Any picture in the data below should be skipped, while every line is repeated exactly.

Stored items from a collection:

——————

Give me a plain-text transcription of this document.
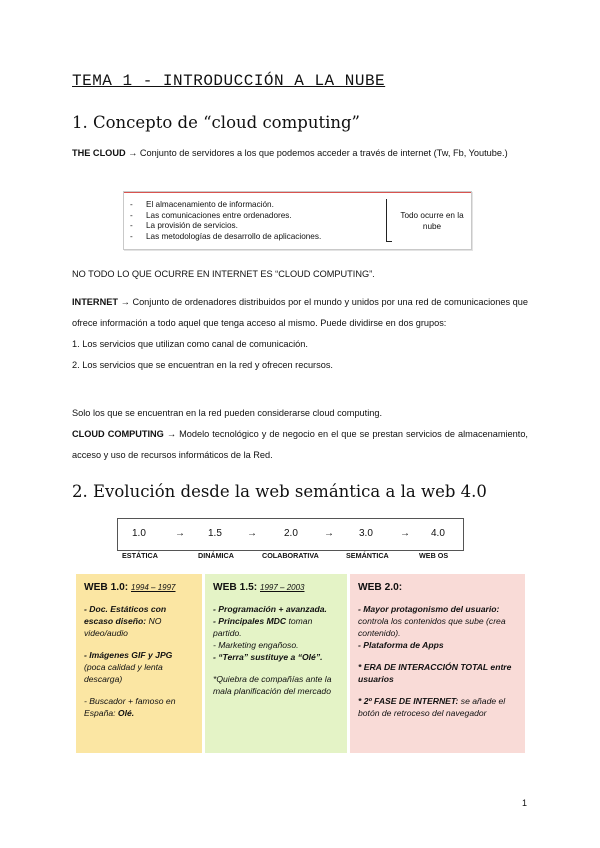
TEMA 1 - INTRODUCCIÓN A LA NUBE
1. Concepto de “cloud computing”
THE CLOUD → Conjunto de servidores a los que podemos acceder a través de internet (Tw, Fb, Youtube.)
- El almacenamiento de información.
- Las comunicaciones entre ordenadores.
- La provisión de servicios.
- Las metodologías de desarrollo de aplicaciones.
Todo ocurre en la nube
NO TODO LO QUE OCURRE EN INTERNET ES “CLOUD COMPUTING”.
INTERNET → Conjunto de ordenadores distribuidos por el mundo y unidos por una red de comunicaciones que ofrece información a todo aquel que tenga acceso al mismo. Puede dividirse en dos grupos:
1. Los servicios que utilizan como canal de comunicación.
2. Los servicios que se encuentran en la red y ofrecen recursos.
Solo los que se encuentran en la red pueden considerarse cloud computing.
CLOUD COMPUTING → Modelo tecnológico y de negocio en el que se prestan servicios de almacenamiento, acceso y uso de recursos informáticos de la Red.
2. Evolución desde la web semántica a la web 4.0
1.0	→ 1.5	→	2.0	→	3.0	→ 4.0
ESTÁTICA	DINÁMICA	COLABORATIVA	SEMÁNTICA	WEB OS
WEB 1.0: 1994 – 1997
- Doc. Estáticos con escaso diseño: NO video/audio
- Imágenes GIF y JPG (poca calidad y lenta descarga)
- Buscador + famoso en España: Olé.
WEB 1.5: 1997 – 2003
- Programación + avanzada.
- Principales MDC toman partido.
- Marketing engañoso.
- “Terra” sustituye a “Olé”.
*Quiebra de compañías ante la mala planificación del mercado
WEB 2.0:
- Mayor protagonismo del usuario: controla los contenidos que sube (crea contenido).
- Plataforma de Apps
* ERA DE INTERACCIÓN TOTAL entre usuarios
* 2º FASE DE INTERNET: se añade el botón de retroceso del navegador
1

——————

## Solved problem
Give me a plain-text transcription of this document.
TEMA 1 - INTRODUCCIÓN A LA NUBE
1. Concepto de “cloud computing”
THE CLOUD → Conjunto de servidores a los que podemos acceder a través de internet (Tw, Fb, Youtube.)
- El almacenamiento de información.
- Las comunicaciones entre ordenadores.
- La provisión de servicios.
- Las metodologías de desarrollo de aplicaciones.
Todo ocurre en la nube
NO TODO LO QUE OCURRE EN INTERNET ES “CLOUD COMPUTING”.
INTERNET → Conjunto de ordenadores distribuidos por el mundo y unidos por una red de comunicaciones que ofrece información a todo aquel que tenga acceso al mismo. Puede dividirse en dos grupos:
1. Los servicios que utilizan como canal de comunicación.
2. Los servicios que se encuentran en la red y ofrecen recursos.
Solo los que se encuentran en la red pueden considerarse cloud computing.
CLOUD COMPUTING → Modelo tecnológico y de negocio en el que se prestan servicios de almacenamiento, acceso y uso de recursos informáticos de la Red.
2. Evolución desde la web semántica a la web 4.0
1.0	→ 1.5	→	2.0	→	3.0	→ 4.0
ESTÁTICA	DINÁMICA	COLABORATIVA	SEMÁNTICA	WEB OS
WEB 1.0: 1994 – 1997
- Doc. Estáticos con escaso diseño: NO video/audio
- Imágenes GIF y JPG (poca calidad y lenta descarga)
- Buscador + famoso en España: Olé.
WEB 1.5: 1997 – 2003
- Programación + avanzada.
- Principales MDC toman partido.
- Marketing engañoso.
- “Terra” sustituye a “Olé”.
*Quiebra de compañías ante la mala planificación del mercado
WEB 2.0:
- Mayor protagonismo del usuario: controla los contenidos que sube (crea contenido).
- Plataforma de Apps
* ERA DE INTERACCIÓN TOTAL entre usuarios
* 2º FASE DE INTERNET: se añade el botón de retroceso del navegador
1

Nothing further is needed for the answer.